» Exercise prompt:
Reproduce the stretch of items below verbatim, from the first line through the line that contains "arrow-step3 xyxy=(449,393,561,426)".

» Dataset records:
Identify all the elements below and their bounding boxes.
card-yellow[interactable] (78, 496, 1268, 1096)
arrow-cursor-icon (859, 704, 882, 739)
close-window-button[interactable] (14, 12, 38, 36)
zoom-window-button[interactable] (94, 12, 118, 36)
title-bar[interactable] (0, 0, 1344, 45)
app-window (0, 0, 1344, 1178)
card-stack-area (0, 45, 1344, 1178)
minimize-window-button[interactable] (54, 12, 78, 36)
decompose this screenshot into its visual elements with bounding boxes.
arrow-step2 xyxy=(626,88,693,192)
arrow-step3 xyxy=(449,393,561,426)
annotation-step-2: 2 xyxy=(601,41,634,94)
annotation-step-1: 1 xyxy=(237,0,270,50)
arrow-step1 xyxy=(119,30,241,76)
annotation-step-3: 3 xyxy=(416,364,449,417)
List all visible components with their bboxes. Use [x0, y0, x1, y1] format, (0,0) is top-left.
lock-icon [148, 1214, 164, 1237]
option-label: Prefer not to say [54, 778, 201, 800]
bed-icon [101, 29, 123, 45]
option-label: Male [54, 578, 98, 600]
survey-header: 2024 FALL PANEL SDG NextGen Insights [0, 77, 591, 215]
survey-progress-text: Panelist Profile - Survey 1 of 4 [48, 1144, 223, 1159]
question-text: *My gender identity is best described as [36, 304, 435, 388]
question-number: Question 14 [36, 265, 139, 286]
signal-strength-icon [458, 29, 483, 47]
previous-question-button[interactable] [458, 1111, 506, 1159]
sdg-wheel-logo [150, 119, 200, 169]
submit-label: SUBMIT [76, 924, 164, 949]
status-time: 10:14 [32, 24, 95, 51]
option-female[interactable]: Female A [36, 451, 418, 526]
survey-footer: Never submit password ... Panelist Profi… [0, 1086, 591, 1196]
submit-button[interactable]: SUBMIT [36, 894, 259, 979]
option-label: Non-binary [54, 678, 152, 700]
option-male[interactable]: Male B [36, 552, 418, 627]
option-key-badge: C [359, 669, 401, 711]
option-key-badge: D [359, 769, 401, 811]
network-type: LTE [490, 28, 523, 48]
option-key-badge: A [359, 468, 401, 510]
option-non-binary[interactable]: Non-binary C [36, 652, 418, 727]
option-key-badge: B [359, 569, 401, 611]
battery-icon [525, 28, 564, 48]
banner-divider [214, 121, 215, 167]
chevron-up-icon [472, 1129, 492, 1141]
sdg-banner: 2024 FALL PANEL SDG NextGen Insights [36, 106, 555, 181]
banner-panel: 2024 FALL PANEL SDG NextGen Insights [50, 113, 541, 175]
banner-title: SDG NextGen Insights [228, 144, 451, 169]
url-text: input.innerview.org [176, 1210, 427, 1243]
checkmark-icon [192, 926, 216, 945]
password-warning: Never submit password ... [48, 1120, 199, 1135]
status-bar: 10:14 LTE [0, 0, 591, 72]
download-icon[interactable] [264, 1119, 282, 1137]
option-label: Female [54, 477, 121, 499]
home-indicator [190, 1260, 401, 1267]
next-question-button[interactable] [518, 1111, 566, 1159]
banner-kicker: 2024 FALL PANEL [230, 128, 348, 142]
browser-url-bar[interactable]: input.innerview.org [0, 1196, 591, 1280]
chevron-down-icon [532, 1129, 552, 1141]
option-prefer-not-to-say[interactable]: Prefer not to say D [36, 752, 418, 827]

» Answer to the task:
Identify all the elements below and their bounding boxes.
card-yellow[interactable] (78, 496, 1268, 1096)
arrow-cursor-icon (859, 704, 882, 739)
close-window-button[interactable] (14, 12, 38, 36)
zoom-window-button[interactable] (94, 12, 118, 36)
title-bar[interactable] (0, 0, 1344, 45)
app-window (0, 0, 1344, 1178)
card-stack-area (0, 45, 1344, 1178)
minimize-window-button[interactable] (54, 12, 78, 36)
decompose this screenshot into its visual elements with bounding boxes.
arrow-step2 xyxy=(626,88,693,192)
arrow-step3 xyxy=(449,393,561,426)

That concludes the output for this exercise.